===== Dataset =====

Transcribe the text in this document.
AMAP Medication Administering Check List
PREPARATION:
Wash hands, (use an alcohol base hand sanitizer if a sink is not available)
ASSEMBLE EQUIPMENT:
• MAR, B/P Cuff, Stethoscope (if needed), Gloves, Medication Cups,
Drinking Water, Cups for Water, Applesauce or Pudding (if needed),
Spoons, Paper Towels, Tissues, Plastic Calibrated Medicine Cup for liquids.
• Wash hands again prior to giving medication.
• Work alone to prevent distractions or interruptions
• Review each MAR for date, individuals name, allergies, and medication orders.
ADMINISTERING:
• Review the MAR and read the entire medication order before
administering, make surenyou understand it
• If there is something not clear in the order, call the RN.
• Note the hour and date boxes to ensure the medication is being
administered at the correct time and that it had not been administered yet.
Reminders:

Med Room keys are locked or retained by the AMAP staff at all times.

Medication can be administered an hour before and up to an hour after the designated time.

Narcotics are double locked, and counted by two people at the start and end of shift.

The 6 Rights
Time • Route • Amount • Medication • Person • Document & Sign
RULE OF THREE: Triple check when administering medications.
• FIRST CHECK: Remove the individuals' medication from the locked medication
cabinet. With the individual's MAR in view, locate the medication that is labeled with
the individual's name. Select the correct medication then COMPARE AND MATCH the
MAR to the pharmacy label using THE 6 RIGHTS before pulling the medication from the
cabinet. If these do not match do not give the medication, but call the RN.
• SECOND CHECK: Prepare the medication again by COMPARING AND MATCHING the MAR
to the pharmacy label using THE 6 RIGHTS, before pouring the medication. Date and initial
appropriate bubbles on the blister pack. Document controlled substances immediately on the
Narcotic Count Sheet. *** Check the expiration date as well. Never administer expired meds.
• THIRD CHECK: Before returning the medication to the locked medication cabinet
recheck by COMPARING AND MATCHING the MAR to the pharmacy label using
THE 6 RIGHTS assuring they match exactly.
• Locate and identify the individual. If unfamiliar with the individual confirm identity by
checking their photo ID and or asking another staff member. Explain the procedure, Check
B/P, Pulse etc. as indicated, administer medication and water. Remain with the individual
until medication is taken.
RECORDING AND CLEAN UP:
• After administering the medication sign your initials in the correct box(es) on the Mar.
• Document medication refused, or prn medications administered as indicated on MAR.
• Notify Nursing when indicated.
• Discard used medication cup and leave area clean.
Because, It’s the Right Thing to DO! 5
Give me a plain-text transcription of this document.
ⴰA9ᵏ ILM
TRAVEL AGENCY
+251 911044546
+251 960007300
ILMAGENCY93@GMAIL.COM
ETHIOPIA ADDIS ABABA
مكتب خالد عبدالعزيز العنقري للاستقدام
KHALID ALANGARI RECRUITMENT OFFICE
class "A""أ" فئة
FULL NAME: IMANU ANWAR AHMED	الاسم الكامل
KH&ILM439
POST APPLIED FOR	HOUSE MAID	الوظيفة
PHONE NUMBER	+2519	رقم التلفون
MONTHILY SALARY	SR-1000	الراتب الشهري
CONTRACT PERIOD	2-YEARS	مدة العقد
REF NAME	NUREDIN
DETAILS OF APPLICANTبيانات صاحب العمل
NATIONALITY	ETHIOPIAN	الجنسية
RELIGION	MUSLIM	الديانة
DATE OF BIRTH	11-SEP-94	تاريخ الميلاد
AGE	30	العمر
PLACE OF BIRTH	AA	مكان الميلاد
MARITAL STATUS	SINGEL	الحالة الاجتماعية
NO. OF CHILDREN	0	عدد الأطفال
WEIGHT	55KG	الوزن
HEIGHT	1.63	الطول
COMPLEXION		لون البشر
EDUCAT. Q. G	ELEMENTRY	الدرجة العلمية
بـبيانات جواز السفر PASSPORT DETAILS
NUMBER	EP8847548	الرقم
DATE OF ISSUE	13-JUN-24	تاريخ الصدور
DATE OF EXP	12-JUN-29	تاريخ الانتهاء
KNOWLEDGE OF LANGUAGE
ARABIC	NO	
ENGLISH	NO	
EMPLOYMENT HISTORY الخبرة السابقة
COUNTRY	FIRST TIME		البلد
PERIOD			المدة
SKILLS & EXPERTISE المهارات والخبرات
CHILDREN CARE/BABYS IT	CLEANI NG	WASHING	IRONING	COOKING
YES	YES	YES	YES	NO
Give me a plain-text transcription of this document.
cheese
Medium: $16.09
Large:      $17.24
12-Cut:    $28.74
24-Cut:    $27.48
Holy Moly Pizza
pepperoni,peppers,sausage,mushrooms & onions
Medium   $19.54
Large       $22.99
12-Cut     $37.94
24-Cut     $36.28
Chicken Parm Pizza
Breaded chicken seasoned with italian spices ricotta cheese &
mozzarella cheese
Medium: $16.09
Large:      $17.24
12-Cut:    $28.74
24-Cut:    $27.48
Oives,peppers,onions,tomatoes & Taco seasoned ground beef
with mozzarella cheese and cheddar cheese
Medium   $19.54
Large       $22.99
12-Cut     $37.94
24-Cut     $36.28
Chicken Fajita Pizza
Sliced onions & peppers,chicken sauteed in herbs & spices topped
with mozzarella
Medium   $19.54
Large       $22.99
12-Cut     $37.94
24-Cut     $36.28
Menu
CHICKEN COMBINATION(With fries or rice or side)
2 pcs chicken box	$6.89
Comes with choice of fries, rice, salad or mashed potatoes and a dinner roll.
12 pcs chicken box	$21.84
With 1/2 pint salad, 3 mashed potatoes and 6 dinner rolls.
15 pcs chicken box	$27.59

=====

**What is being asked**: Set down each entry again, unchanged.

**Answer to the problem**:
Transcribe the text in this document.
AMAP Medication Administering Check List
PREPARATION:
Wash hands, (use an alcohol base hand sanitizer if a sink is not available)
ASSEMBLE EQUIPMENT:
• MAR, B/P Cuff, Stethoscope (if needed), Gloves, Medication Cups,
Drinking Water, Cups for Water, Applesauce or Pudding (if needed),
Spoons, Paper Towels, Tissues, Plastic Calibrated Medicine Cup for liquids.
• Wash hands again prior to giving medication.
• Work alone to prevent distractions or interruptions
• Review each MAR for date, individuals name, allergies, and medication orders.
ADMINISTERING:
• Review the MAR and read the entire medication order before
administering, make surenyou understand it
• If there is something not clear in the order, call the RN.
• Note the hour and date boxes to ensure the medication is being
administered at the correct time and that it had not been administered yet.
Reminders:

Med Room keys are locked or retained by the AMAP staff at all times.

Medication can be administered an hour before and up to an hour after the designated time.

Narcotics are double locked, and counted by two people at the start and end of shift.

The 6 Rights
Time • Route • Amount • Medication • Person • Document & Sign
RULE OF THREE: Triple check when administering medications.
• FIRST CHECK: Remove the individuals' medication from the locked medication
cabinet. With the individual's MAR in view, locate the medication that is labeled with
the individual's name. Select the correct medication then COMPARE AND MATCH the
MAR to the pharmacy label using THE 6 RIGHTS before pulling the medication from the
cabinet. If these do not match do not give the medication, but call the RN.
• SECOND CHECK: Prepare the medication again by COMPARING AND MATCHING the MAR
to the pharmacy label using THE 6 RIGHTS, before pouring the medication. Date and initial
appropriate bubbles on the blister pack. Document controlled substances immediately on the
Narcotic Count Sheet. *** Check the expiration date as well. Never administer expired meds.
• THIRD CHECK: Before returning the medication to the locked medication cabinet
recheck by COMPARING AND MATCHING the MAR to the pharmacy label using
THE 6 RIGHTS assuring they match exactly.
• Locate and identify the individual. If unfamiliar with the individual confirm identity by
checking their photo ID and or asking another staff member. Explain the procedure, Check
B/P, Pulse etc. as indicated, administer medication and water. Remain with the individual
until medication is taken.
RECORDING AND CLEAN UP:
• After administering the medication sign your initials in the correct box(es) on the Mar.
• Document medication refused, or prn medications administered as indicated on MAR.
• Notify Nursing when indicated.
• Discard used medication cup and leave area clean.
Because, It’s the Right Thing to DO! 5
Give me a plain-text transcription of this document.
ⴰA9ᵏ ILM
TRAVEL AGENCY
+251 911044546
+251 960007300
ILMAGENCY93@GMAIL.COM
ETHIOPIA ADDIS ABABA
مكتب خالد عبدالعزيز العنقري للاستقدام
KHALID ALANGARI RECRUITMENT OFFICE
class "A""أ" فئة
FULL NAME: IMANU ANWAR AHMED	الاسم الكامل
KH&ILM439
POST APPLIED FOR	HOUSE MAID	الوظيفة
PHONE NUMBER	+2519	رقم التلفون
MONTHILY SALARY	SR-1000	الراتب الشهري
CONTRACT PERIOD	2-YEARS	مدة العقد
REF NAME	NUREDIN
DETAILS OF APPLICANTبيانات صاحب العمل
NATIONALITY	ETHIOPIAN	الجنسية
RELIGION	MUSLIM	الديانة
DATE OF BIRTH	11-SEP-94	تاريخ الميلاد
AGE	30	العمر
PLACE OF BIRTH	AA	مكان الميلاد
MARITAL STATUS	SINGEL	الحالة الاجتماعية
NO. OF CHILDREN	0	عدد الأطفال
WEIGHT	55KG	الوزن
HEIGHT	1.63	الطول
COMPLEXION		لون البشر
EDUCAT. Q. G	ELEMENTRY	الدرجة العلمية
بـبيانات جواز السفر PASSPORT DETAILS
NUMBER	EP8847548	الرقم
DATE OF ISSUE	13-JUN-24	تاريخ الصدور
DATE OF EXP	12-JUN-29	تاريخ الانتهاء
KNOWLEDGE OF LANGUAGE
ARABIC	NO	
ENGLISH	NO	
EMPLOYMENT HISTORY الخبرة السابقة
COUNTRY	FIRST TIME		البلد
PERIOD			المدة
SKILLS & EXPERTISE المهارات والخبرات
CHILDREN CARE/BABYS IT	CLEANI NG	WASHING	IRONING	COOKING
YES	YES	YES	YES	NO
Give me a plain-text transcription of this document.
cheese
Medium: $16.09
Large:      $17.24
12-Cut:    $28.74
24-Cut:    $27.48
Holy Moly Pizza
pepperoni,peppers,sausage,mushrooms & onions
Medium   $19.54
Large       $22.99
12-Cut     $37.94
24-Cut     $36.28
Chicken Parm Pizza
Breaded chicken seasoned with italian spices ricotta cheese &
mozzarella cheese
Medium: $16.09
Large:      $17.24
12-Cut:    $28.74
24-Cut:    $27.48
Oives,peppers,onions,tomatoes & Taco seasoned ground beef
with mozzarella cheese and cheddar cheese
Medium   $19.54
Large       $22.99
12-Cut     $37.94
24-Cut     $36.28
Chicken Fajita Pizza
Sliced onions & peppers,chicken sauteed in herbs & spices topped
with mozzarella
Medium   $19.54
Large       $22.99
12-Cut     $37.94
24-Cut     $36.28
Menu
CHICKEN COMBINATION(With fries or rice or side)
2 pcs chicken box	$6.89
Comes with choice of fries, rice, salad or mashed potatoes and a dinner roll.
12 pcs chicken box	$21.84
With 1/2 pint salad, 3 mashed potatoes and 6 dinner rolls.
15 pcs chicken box	$27.59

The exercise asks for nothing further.